(Saved entries)
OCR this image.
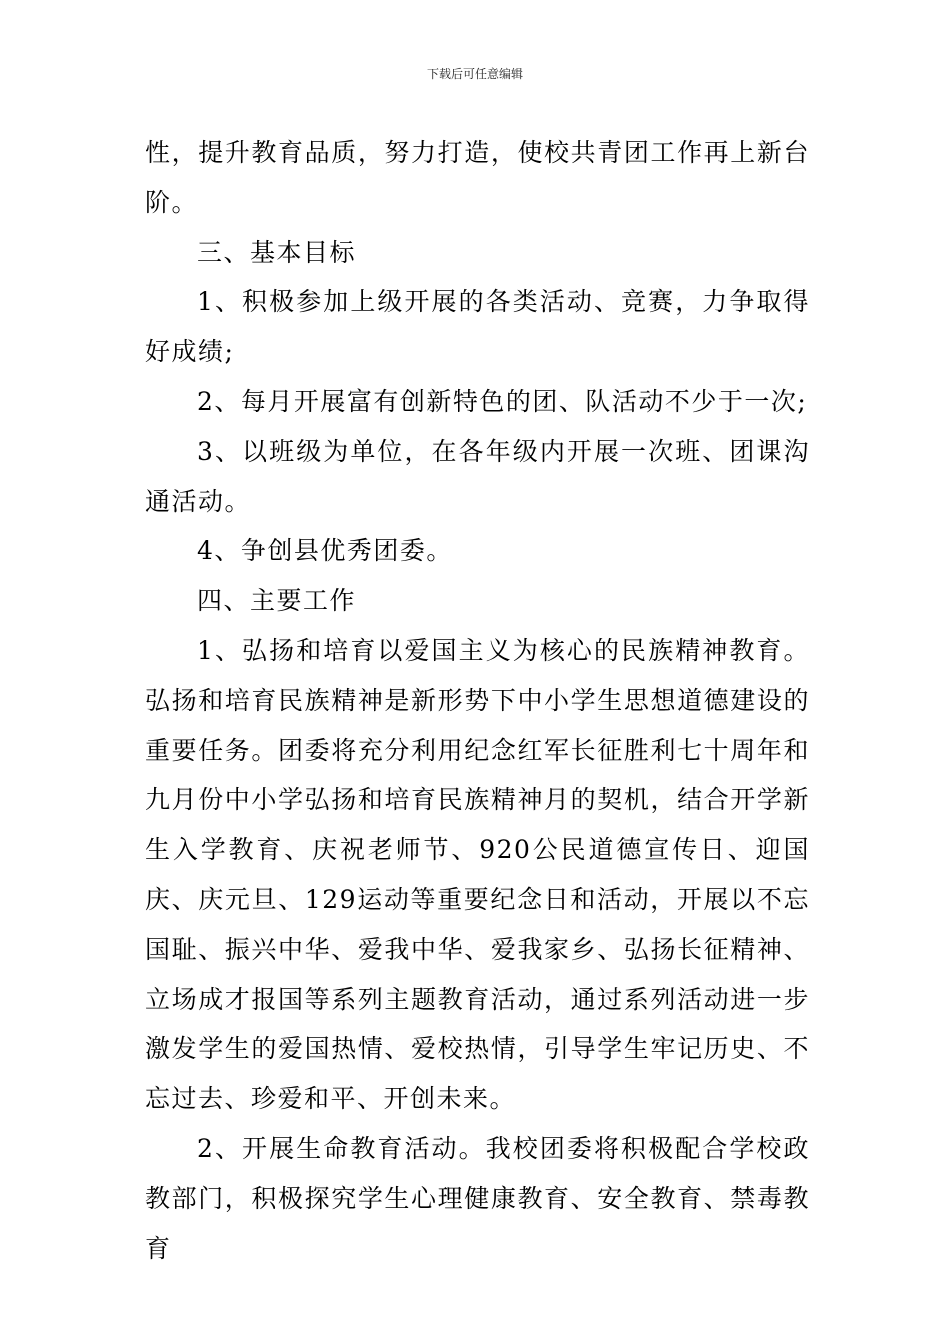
下载后可任意编辑

性，提升教育品质，努力打造，使校共青团工作再上新台阶。

三、基本目标

1、积极参加上级开展的各类活动、竞赛，力争取得好成绩;

2、每月开展富有创新特色的团、队活动不少于一次;

3、以班级为单位，在各年级内开展一次班、团课沟通活动。

4、争创县优秀团委。

四、主要工作

1、弘扬和培育以爱国主义为核心的民族精神教育。弘扬和培育民族精神是新形势下中小学生思想道德建设的重要任务。团委将充分利用纪念红军长征胜利七十周年和九月份中小学弘扬和培育民族精神月的契机，结合开学新生入学教育、庆祝老师节、920公民道德宣传日、迎国庆、庆元旦、129运动等重要纪念日和活动，开展以不忘国耻、振兴中华、爱我中华、爱我家乡、弘扬长征精神、立场成才报国等系列主题教育活动，通过系列活动进一步激发学生的爱国热情、爱校热情，引导学生牢记历史、不忘过去、珍爱和平、开创未来。

2、开展生命教育活动。我校团委将积极配合学校政教部门，积极探究学生心理健康教育、安全教育、禁毒教育
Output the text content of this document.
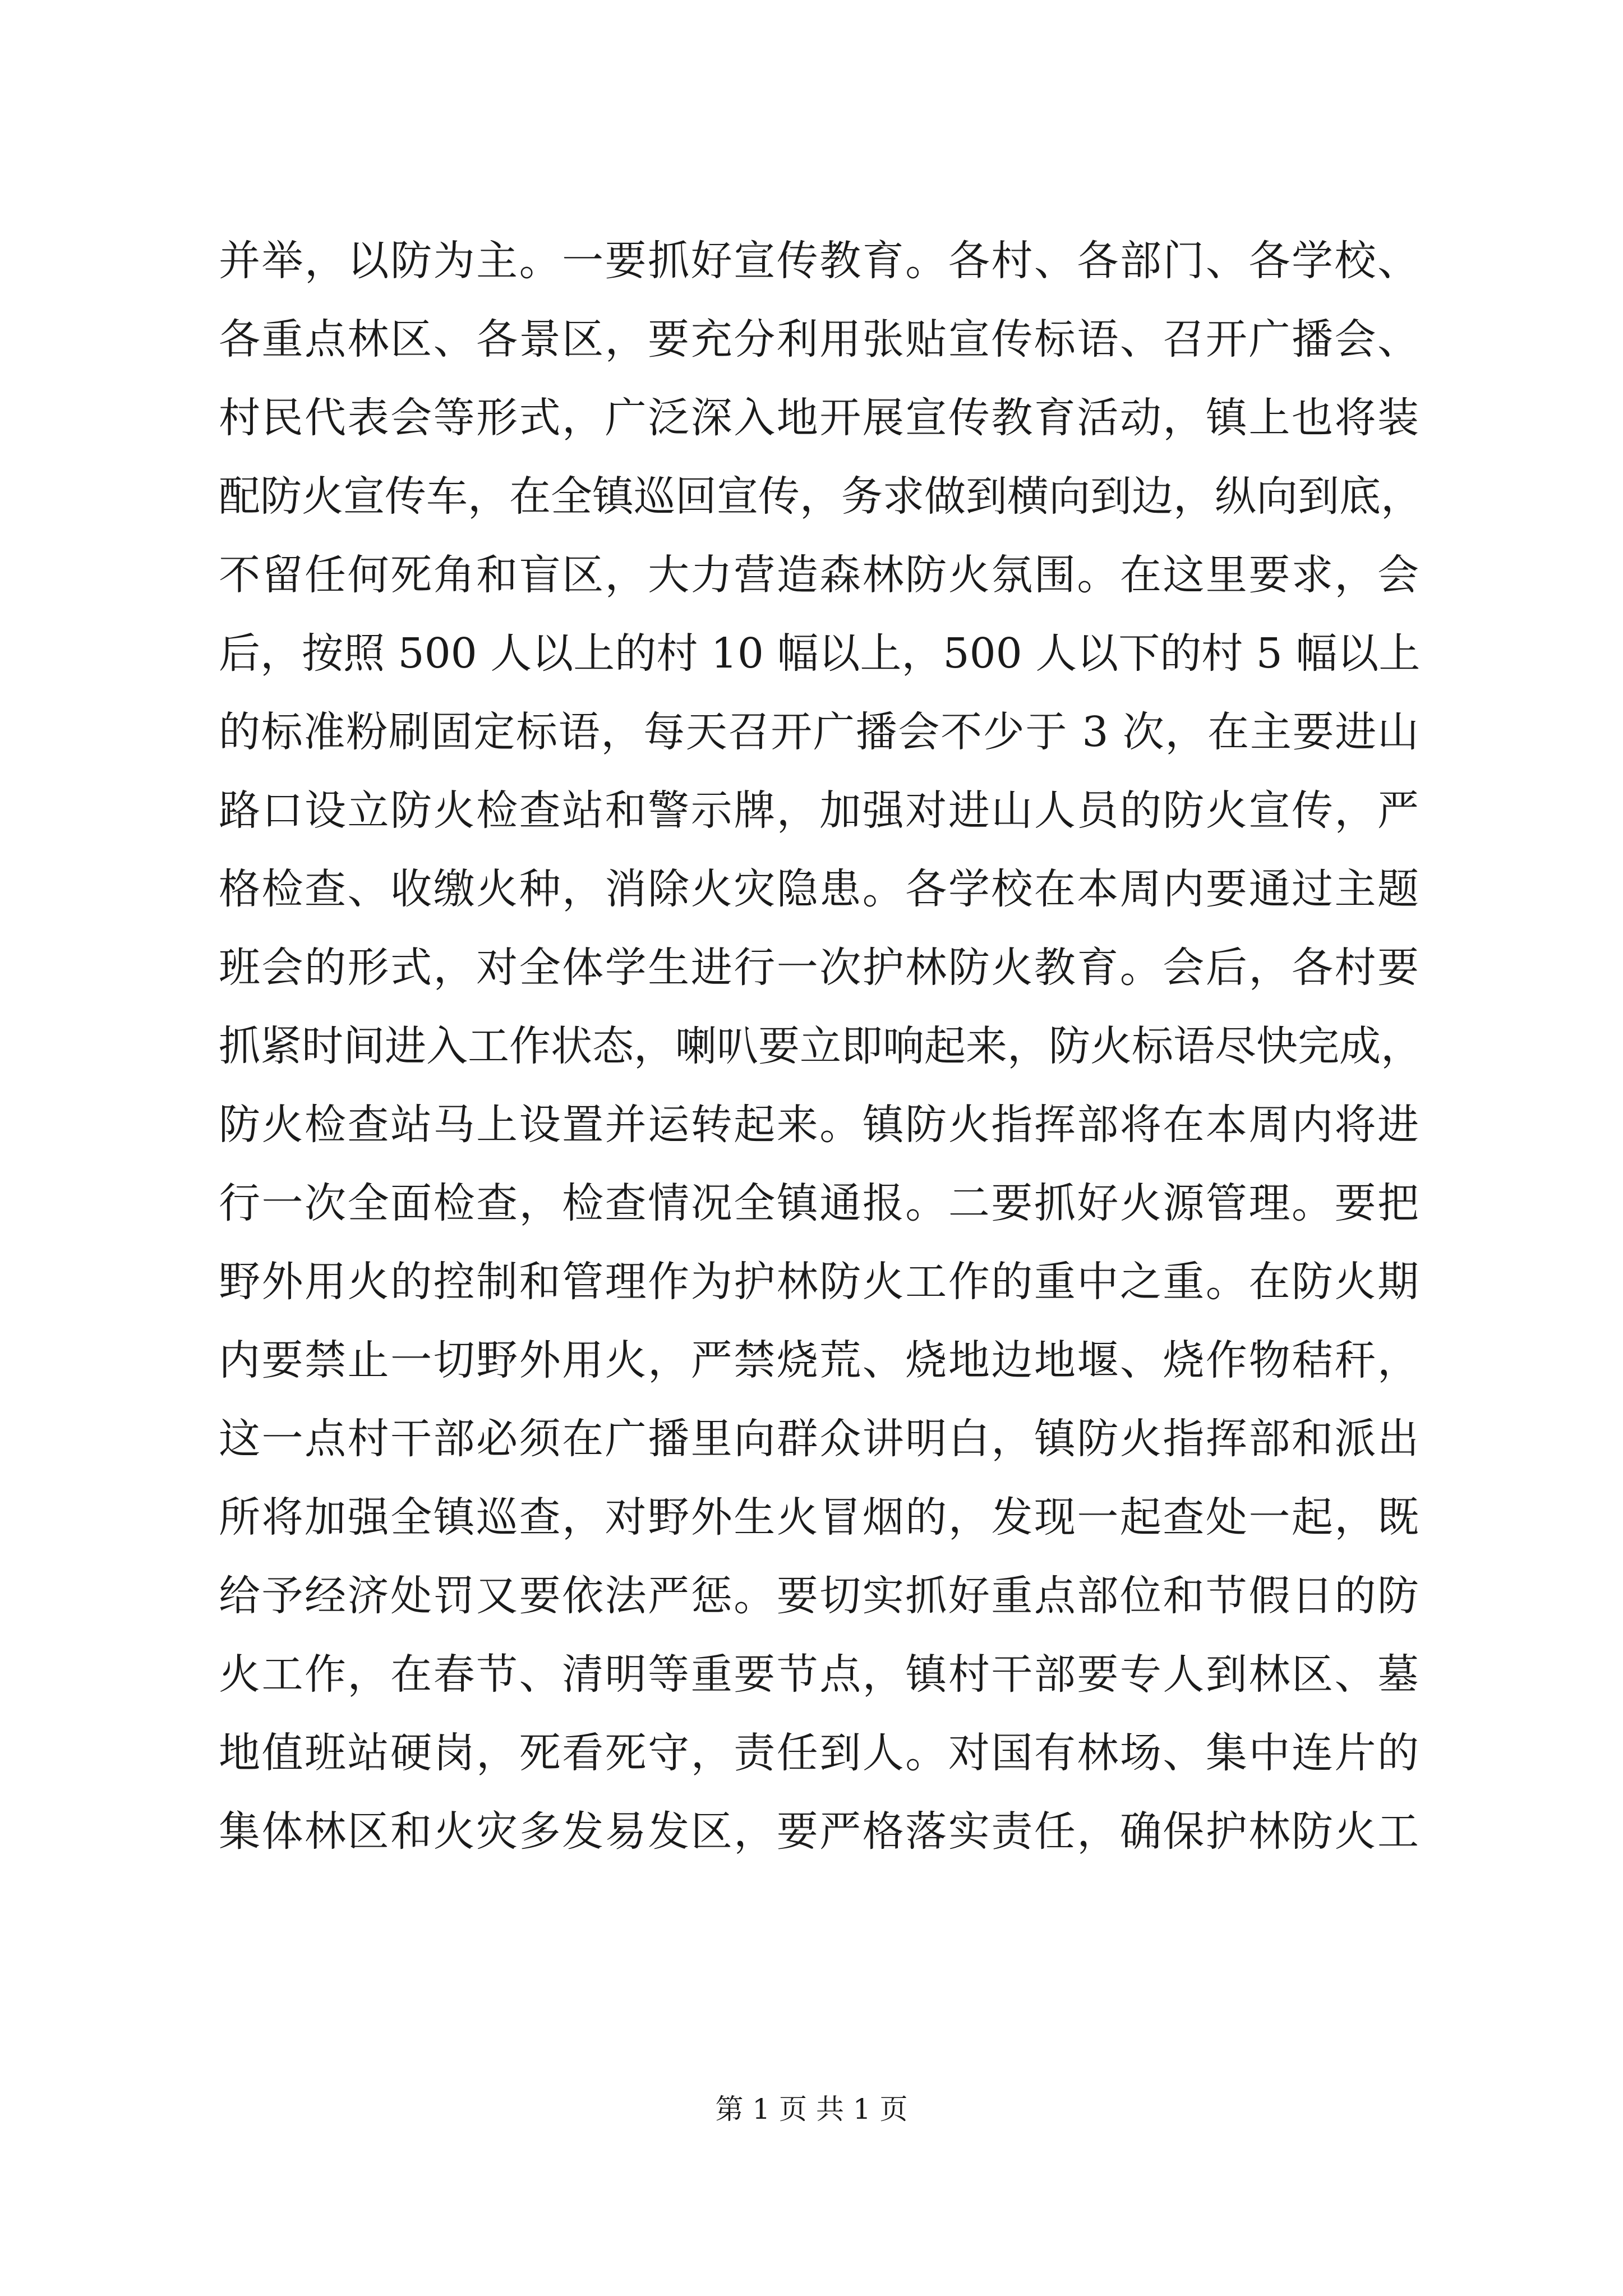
并举，以防为主。一要抓好宣传教育。各村、各部门、各学校、
各重点林区、各景区，要充分利用张贴宣传标语、召开广播会、
村民代表会等形式，广泛深入地开展宣传教育活动，镇上也将装
配防火宣传车，在全镇巡回宣传，务求做到横向到边，纵向到底，
不留任何死角和盲区，大力营造森林防火氛围。在这里要求，会
后，按照 500 人以上的村 10 幅以上，500 人以下的村 5 幅以上
的标准粉刷固定标语，每天召开广播会不少于 3 次，在主要进山
路口设立防火检查站和警示牌，加强对进山人员的防火宣传，严
格检查、收缴火种，消除火灾隐患。各学校在本周内要通过主题
班会的形式，对全体学生进行一次护林防火教育。会后，各村要
抓紧时间进入工作状态，喇叭要立即响起来，防火标语尽快完成，
防火检查站马上设置并运转起来。镇防火指挥部将在本周内将进
行一次全面检查，检查情况全镇通报。二要抓好火源管理。要把
野外用火的控制和管理作为护林防火工作的重中之重。在防火期
内要禁止一切野外用火，严禁烧荒、烧地边地堰、烧作物秸秆，
这一点村干部必须在广播里向群众讲明白，镇防火指挥部和派出
所将加强全镇巡查，对野外生火冒烟的，发现一起查处一起，既
给予经济处罚又要依法严惩。要切实抓好重点部位和节假日的防
火工作，在春节、清明等重要节点，镇村干部要专人到林区、墓
地值班站硬岗，死看死守，责任到人。对国有林场、集中连片的
集体林区和火灾多发易发区，要严格落实责任，确保护林防火工
第 1 页 共 1 页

Written instruction — Pictures are excluded; output everything else in the data verbatim.

Expected output —
OCR this image.
下载后可任意编辑

性，提升教育品质，努力打造，使校共青团工作再上新台阶。

三、基本目标

1、积极参加上级开展的各类活动、竞赛，力争取得好成绩;

2、每月开展富有创新特色的团、队活动不少于一次;

3、以班级为单位，在各年级内开展一次班、团课沟通活动。

4、争创县优秀团委。

四、主要工作

1、弘扬和培育以爱国主义为核心的民族精神教育。弘扬和培育民族精神是新形势下中小学生思想道德建设的重要任务。团委将充分利用纪念红军长征胜利七十周年和九月份中小学弘扬和培育民族精神月的契机，结合开学新生入学教育、庆祝老师节、920公民道德宣传日、迎国庆、庆元旦、129运动等重要纪念日和活动，开展以不忘国耻、振兴中华、爱我中华、爱我家乡、弘扬长征精神、立场成才报国等系列主题教育活动，通过系列活动进一步激发学生的爱国热情、爱校热情，引导学生牢记历史、不忘过去、珍爱和平、开创未来。

2、开展生命教育活动。我校团委将积极配合学校政教部门，积极探究学生心理健康教育、安全教育、禁毒教育
Output the text content of this document.
并举，以防为主。一要抓好宣传教育。各村、各部门、各学校、
各重点林区、各景区，要充分利用张贴宣传标语、召开广播会、
村民代表会等形式，广泛深入地开展宣传教育活动，镇上也将装
配防火宣传车，在全镇巡回宣传，务求做到横向到边，纵向到底，
不留任何死角和盲区，大力营造森林防火氛围。在这里要求，会
后，按照 500 人以上的村 10 幅以上，500 人以下的村 5 幅以上
的标准粉刷固定标语，每天召开广播会不少于 3 次，在主要进山
路口设立防火检查站和警示牌，加强对进山人员的防火宣传，严
格检查、收缴火种，消除火灾隐患。各学校在本周内要通过主题
班会的形式，对全体学生进行一次护林防火教育。会后，各村要
抓紧时间进入工作状态，喇叭要立即响起来，防火标语尽快完成，
防火检查站马上设置并运转起来。镇防火指挥部将在本周内将进
行一次全面检查，检查情况全镇通报。二要抓好火源管理。要把
野外用火的控制和管理作为护林防火工作的重中之重。在防火期
内要禁止一切野外用火，严禁烧荒、烧地边地堰、烧作物秸秆，
这一点村干部必须在广播里向群众讲明白，镇防火指挥部和派出
所将加强全镇巡查，对野外生火冒烟的，发现一起查处一起，既
给予经济处罚又要依法严惩。要切实抓好重点部位和节假日的防
火工作，在春节、清明等重要节点，镇村干部要专人到林区、墓
地值班站硬岗，死看死守，责任到人。对国有林场、集中连片的
集体林区和火灾多发易发区，要严格落实责任，确保护林防火工
第 1 页 共 1 页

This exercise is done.